#### Exercise task
Lines containing the word "Salad" are to be located and copied.

-- Data for the task start --

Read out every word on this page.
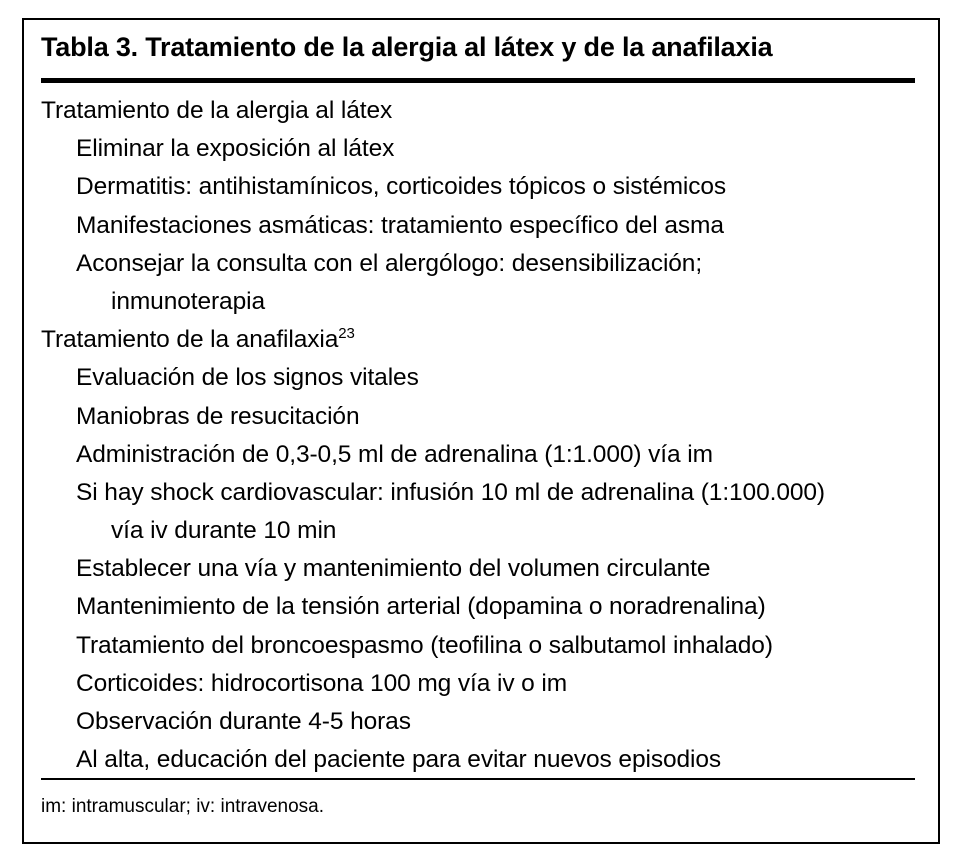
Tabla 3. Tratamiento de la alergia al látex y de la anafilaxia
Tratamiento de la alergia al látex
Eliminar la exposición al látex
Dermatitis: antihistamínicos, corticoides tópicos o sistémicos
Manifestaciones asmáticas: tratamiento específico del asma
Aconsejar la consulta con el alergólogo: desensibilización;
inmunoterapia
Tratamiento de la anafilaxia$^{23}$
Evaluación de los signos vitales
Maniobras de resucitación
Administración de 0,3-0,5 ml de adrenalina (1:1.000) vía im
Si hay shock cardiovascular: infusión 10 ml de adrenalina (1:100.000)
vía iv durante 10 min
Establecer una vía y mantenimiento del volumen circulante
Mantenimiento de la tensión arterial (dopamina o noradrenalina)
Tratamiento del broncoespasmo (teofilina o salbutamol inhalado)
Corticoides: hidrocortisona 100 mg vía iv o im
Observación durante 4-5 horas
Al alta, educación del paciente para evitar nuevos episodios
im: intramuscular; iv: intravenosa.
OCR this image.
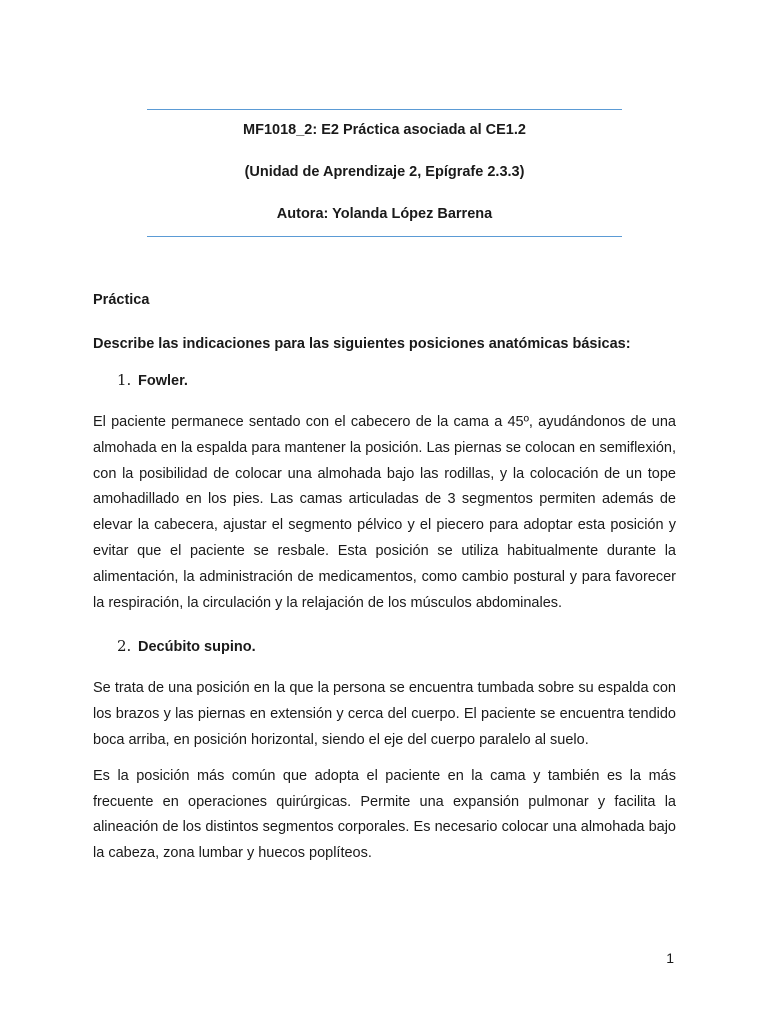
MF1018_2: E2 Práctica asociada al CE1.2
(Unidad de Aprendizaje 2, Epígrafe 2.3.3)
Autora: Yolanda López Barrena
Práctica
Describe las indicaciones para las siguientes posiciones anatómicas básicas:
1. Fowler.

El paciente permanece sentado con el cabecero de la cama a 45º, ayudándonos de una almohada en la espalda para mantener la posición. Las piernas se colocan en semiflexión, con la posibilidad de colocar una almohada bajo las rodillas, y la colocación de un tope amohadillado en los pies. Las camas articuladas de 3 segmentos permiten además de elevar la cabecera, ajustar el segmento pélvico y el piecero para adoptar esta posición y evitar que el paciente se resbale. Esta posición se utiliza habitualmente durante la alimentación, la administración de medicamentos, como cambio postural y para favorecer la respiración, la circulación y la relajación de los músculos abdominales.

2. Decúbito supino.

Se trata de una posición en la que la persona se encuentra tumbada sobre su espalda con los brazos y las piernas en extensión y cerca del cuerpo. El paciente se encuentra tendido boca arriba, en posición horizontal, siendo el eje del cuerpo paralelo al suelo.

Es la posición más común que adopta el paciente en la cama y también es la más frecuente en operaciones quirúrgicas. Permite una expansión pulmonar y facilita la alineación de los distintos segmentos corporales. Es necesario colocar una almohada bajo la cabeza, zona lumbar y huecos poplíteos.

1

-- Data for the task end --
-- Data for the task start --

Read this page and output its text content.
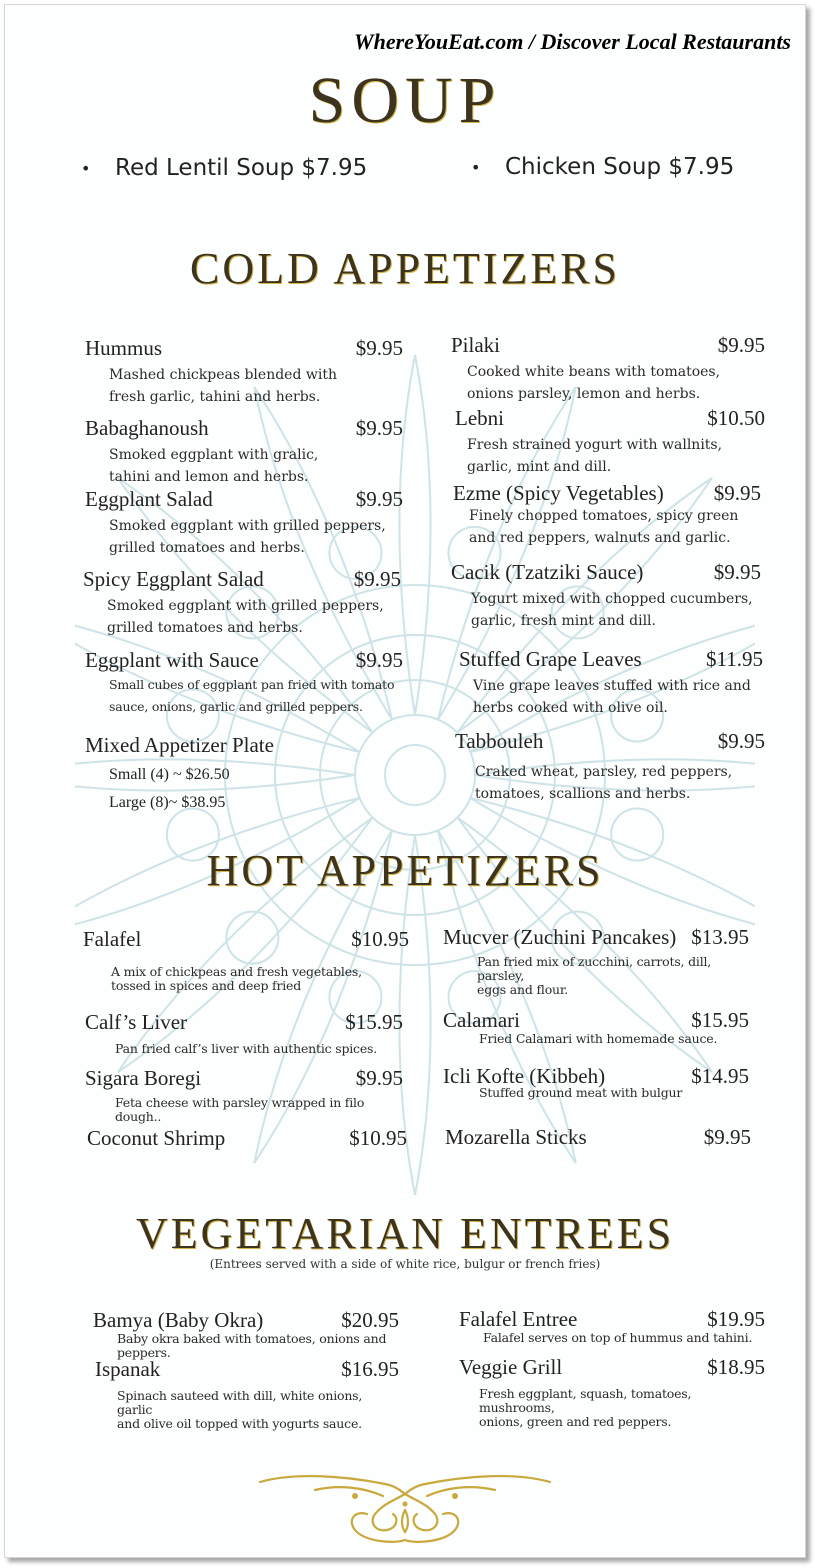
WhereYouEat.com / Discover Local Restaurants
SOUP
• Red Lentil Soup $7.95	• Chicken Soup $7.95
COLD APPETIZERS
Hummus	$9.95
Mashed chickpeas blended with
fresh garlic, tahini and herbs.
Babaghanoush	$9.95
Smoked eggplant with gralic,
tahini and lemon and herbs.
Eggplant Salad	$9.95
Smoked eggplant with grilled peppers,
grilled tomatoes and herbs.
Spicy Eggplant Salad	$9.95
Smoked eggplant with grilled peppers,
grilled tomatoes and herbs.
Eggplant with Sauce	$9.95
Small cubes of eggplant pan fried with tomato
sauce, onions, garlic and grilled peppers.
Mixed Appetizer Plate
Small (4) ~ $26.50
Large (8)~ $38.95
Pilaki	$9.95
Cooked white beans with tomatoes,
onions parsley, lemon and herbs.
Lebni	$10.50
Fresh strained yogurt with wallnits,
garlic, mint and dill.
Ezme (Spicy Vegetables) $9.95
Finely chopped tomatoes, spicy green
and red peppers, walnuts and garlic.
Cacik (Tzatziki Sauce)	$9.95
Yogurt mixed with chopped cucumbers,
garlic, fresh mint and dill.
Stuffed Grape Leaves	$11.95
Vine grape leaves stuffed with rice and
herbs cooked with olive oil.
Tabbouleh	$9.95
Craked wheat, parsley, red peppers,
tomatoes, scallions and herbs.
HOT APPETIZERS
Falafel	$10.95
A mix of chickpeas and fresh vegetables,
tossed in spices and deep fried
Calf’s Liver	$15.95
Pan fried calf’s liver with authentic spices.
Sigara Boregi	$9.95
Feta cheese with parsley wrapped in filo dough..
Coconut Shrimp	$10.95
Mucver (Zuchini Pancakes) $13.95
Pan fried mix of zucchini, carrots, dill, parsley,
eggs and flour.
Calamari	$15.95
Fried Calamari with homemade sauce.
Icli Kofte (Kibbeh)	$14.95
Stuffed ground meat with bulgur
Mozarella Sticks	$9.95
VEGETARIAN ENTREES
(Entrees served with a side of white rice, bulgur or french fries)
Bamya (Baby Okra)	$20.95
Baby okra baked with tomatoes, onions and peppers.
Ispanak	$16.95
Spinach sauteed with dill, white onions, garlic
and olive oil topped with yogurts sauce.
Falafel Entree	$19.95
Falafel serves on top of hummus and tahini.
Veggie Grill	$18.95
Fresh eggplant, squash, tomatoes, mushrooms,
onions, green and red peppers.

-- Data for the task end --

#### Exercise output
Eggplant Salad	$9.95
Spicy Eggplant Salad	$9.95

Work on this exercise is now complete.